_WHAT YOU WILL DO_
From the line with "Output the text content of this document." through the final line, please write out the listing exactly, including both of those lines.
-- START --
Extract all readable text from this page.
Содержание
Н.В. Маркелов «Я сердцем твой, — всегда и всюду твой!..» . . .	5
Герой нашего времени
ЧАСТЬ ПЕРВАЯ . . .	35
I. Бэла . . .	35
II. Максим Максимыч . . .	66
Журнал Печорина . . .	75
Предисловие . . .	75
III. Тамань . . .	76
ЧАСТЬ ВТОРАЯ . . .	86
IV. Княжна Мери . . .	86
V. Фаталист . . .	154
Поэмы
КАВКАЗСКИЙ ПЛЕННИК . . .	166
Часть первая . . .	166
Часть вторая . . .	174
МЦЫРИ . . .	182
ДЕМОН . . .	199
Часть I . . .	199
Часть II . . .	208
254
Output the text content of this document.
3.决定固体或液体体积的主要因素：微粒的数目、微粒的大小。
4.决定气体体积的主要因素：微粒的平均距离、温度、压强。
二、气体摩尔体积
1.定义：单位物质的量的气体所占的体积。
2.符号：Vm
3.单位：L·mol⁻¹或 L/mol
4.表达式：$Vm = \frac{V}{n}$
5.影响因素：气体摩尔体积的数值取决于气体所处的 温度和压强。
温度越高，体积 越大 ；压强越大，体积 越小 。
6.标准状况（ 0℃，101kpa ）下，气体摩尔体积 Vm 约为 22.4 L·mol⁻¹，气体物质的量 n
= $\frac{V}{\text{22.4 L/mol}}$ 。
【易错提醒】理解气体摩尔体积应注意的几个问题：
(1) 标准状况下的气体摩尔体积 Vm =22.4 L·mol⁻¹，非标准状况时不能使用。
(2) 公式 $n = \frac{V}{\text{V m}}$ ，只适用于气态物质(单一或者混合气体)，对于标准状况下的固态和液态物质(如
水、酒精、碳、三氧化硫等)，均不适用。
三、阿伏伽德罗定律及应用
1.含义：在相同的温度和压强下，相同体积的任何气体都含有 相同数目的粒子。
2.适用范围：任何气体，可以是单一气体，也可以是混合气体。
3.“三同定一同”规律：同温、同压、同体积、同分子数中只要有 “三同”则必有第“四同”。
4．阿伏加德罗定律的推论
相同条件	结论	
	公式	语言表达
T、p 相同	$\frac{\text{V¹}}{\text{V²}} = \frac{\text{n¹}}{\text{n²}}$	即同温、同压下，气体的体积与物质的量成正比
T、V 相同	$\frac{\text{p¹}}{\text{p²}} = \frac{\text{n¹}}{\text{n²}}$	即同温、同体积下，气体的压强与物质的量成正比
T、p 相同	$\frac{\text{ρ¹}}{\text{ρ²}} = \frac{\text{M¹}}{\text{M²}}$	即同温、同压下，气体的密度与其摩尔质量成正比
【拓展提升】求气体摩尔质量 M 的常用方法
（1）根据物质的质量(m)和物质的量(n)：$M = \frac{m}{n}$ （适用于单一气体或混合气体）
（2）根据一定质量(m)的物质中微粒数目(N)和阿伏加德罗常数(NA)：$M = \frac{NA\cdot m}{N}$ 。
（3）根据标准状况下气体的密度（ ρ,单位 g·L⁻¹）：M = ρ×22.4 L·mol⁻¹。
-- END --
_RESPONSE TO THIS EXERCISE_
Output the text content of this document.
3.决定固体或液体体积的主要因素：微粒的数目、微粒的大小。
4.决定气体体积的主要因素：微粒的平均距离、温度、压强。
二、气体摩尔体积
1.定义：单位物质的量的气体所占的体积。
2.符号：Vm
3.单位：L·mol⁻¹或 L/mol
4.表达式：$Vm = \frac{V}{n}$
5.影响因素：气体摩尔体积的数值取决于气体所处的 温度和压强。
温度越高，体积 越大 ；压强越大，体积 越小 。
6.标准状况（ 0℃，101kpa ）下，气体摩尔体积 Vm 约为 22.4 L·mol⁻¹，气体物质的量 n
= $\frac{V}{\text{22.4 L/mol}}$ 。
【易错提醒】理解气体摩尔体积应注意的几个问题：
(1) 标准状况下的气体摩尔体积 Vm =22.4 L·mol⁻¹，非标准状况时不能使用。
(2) 公式 $n = \frac{V}{\text{V m}}$ ，只适用于气态物质(单一或者混合气体)，对于标准状况下的固态和液态物质(如
水、酒精、碳、三氧化硫等)，均不适用。
三、阿伏伽德罗定律及应用
1.含义：在相同的温度和压强下，相同体积的任何气体都含有 相同数目的粒子。
2.适用范围：任何气体，可以是单一气体，也可以是混合气体。
3.“三同定一同”规律：同温、同压、同体积、同分子数中只要有 “三同”则必有第“四同”。
4．阿伏加德罗定律的推论
相同条件	结论	
	公式	语言表达
T、p 相同	$\frac{\text{V¹}}{\text{V²}} = \frac{\text{n¹}}{\text{n²}}$	即同温、同压下，气体的体积与物质的量成正比
T、V 相同	$\frac{\text{p¹}}{\text{p²}} = \frac{\text{n¹}}{\text{n²}}$	即同温、同体积下，气体的压强与物质的量成正比
T、p 相同	$\frac{\text{ρ¹}}{\text{ρ²}} = \frac{\text{M¹}}{\text{M²}}$	即同温、同压下，气体的密度与其摩尔质量成正比
【拓展提升】求气体摩尔质量 M 的常用方法
（1）根据物质的质量(m)和物质的量(n)：$M = \frac{m}{n}$ （适用于单一气体或混合气体）
（2）根据一定质量(m)的物质中微粒数目(N)和阿伏加德罗常数(NA)：$M = \frac{NA\cdot m}{N}$ 。
（3）根据标准状况下气体的密度（ ρ,单位 g·L⁻¹）：M = ρ×22.4 L·mol⁻¹。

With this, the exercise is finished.